#### WHAT IS NEEDED
Give every line of the material again, exactly as written.

★ ★ ★ ★ ★

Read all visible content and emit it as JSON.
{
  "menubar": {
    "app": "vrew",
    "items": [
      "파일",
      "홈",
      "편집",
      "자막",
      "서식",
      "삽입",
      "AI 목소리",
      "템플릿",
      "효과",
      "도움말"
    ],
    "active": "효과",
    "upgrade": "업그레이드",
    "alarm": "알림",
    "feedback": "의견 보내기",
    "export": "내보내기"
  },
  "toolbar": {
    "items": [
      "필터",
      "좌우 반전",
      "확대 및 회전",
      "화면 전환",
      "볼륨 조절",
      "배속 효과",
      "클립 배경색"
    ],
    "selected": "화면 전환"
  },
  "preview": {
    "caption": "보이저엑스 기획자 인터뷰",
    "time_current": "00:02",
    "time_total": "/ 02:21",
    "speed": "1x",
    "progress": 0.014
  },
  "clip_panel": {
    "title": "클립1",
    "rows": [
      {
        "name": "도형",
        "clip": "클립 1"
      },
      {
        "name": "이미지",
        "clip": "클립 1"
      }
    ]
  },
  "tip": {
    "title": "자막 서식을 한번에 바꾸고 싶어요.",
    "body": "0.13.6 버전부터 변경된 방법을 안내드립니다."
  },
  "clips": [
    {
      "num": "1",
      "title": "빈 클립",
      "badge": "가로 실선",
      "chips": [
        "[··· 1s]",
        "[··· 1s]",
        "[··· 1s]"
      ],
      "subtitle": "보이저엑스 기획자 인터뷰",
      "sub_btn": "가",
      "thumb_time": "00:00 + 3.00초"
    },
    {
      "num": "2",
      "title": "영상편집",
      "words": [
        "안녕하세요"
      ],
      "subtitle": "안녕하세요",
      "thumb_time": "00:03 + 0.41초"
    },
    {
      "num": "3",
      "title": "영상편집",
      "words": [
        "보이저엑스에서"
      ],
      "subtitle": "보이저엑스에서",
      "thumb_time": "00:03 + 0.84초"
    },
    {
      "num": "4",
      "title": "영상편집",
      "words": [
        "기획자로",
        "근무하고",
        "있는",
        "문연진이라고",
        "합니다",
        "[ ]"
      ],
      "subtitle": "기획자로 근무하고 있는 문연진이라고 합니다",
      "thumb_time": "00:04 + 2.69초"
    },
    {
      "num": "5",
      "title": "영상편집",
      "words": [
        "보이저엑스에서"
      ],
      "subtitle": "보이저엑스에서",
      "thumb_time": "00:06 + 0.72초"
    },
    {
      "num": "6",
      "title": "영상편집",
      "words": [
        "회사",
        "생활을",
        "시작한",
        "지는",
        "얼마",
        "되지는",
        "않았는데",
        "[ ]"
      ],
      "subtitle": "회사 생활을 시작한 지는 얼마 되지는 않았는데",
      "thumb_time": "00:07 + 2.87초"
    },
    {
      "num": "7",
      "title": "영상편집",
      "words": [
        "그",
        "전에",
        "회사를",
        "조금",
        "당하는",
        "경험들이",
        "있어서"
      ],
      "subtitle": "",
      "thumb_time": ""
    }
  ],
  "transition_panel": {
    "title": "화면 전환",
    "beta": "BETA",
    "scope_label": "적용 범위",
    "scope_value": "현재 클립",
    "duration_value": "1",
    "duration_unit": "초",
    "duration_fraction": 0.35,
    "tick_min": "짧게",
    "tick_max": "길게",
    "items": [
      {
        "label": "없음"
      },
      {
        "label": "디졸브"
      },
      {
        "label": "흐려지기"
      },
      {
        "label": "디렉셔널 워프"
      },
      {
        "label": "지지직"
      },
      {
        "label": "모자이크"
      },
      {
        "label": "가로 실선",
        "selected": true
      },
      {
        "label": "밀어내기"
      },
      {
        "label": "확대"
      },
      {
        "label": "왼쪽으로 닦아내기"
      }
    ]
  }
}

★ ★ ★ ★ ★

#### SOLUTION TO THE EXERCISE
Read all visible content and emit it as JSON.
{
  "menubar": {
    "app": "vrew",
    "items": [
      "파일",
      "홈",
      "편집",
      "자막",
      "서식",
      "삽입",
      "AI 목소리",
      "템플릿",
      "효과",
      "도움말"
    ],
    "active": "효과",
    "upgrade": "업그레이드",
    "alarm": "알림",
    "feedback": "의견 보내기",
    "export": "내보내기"
  },
  "toolbar": {
    "items": [
      "필터",
      "좌우 반전",
      "확대 및 회전",
      "화면 전환",
      "볼륨 조절",
      "배속 효과",
      "클립 배경색"
    ],
    "selected": "화면 전환"
  },
  "preview": {
    "caption": "보이저엑스 기획자 인터뷰",
    "time_current": "00:02",
    "time_total": "/ 02:21",
    "speed": "1x",
    "progress": 0.014
  },
  "clip_panel": {
    "title": "클립1",
    "rows": [
      {
        "name": "도형",
        "clip": "클립 1"
      },
      {
        "name": "이미지",
        "clip": "클립 1"
      }
    ]
  },
  "tip": {
    "title": "자막 서식을 한번에 바꾸고 싶어요.",
    "body": "0.13.6 버전부터 변경된 방법을 안내드립니다."
  },
  "clips": [
    {
      "num": "1",
      "title": "빈 클립",
      "badge": "가로 실선",
      "chips": [
        "[··· 1s]",
        "[··· 1s]",
        "[··· 1s]"
      ],
      "subtitle": "보이저엑스 기획자 인터뷰",
      "sub_btn": "가",
      "thumb_time": "00:00 + 3.00초"
    },
    {
      "num": "2",
      "title": "영상편집",
      "words": [
        "안녕하세요"
      ],
      "subtitle": "안녕하세요",
      "thumb_time": "00:03 + 0.41초"
    },
    {
      "num": "3",
      "title": "영상편집",
      "words": [
        "보이저엑스에서"
      ],
      "subtitle": "보이저엑스에서",
      "thumb_time": "00:03 + 0.84초"
    },
    {
      "num": "4",
      "title": "영상편집",
      "words": [
        "기획자로",
        "근무하고",
        "있는",
        "문연진이라고",
        "합니다",
        "[ ]"
      ],
      "subtitle": "기획자로 근무하고 있는 문연진이라고 합니다",
      "thumb_time": "00:04 + 2.69초"
    },
    {
      "num": "5",
      "title": "영상편집",
      "words": [
        "보이저엑스에서"
      ],
      "subtitle": "보이저엑스에서",
      "thumb_time": "00:06 + 0.72초"
    },
    {
      "num": "6",
      "title": "영상편집",
      "words": [
        "회사",
        "생활을",
        "시작한",
        "지는",
        "얼마",
        "되지는",
        "않았는데",
        "[ ]"
      ],
      "subtitle": "회사 생활을 시작한 지는 얼마 되지는 않았는데",
      "thumb_time": "00:07 + 2.87초"
    },
    {
      "num": "7",
      "title": "영상편집",
      "words": [
        "그",
        "전에",
        "회사를",
        "조금",
        "당하는",
        "경험들이",
        "있어서"
      ],
      "subtitle": "",
      "thumb_time": ""
    }
  ],
  "transition_panel": {
    "title": "화면 전환",
    "beta": "BETA",
    "scope_label": "적용 범위",
    "scope_value": "현재 클립",
    "duration_value": "1",
    "duration_unit": "초",
    "duration_fraction": 0.35,
    "tick_min": "짧게",
    "tick_max": "길게",
    "items": [
      {
        "label": "없음"
      },
      {
        "label": "디졸브"
      },
      {
        "label": "흐려지기"
      },
      {
        "label": "디렉셔널 워프"
      },
      {
        "label": "지지직"
      },
      {
        "label": "모자이크"
      },
      {
        "label": "가로 실선",
        "selected": true
      },
      {
        "label": "밀어내기"
      },
      {
        "label": "확대"
      },
      {
        "label": "왼쪽으로 닦아내기"
      }
    ]
  }
}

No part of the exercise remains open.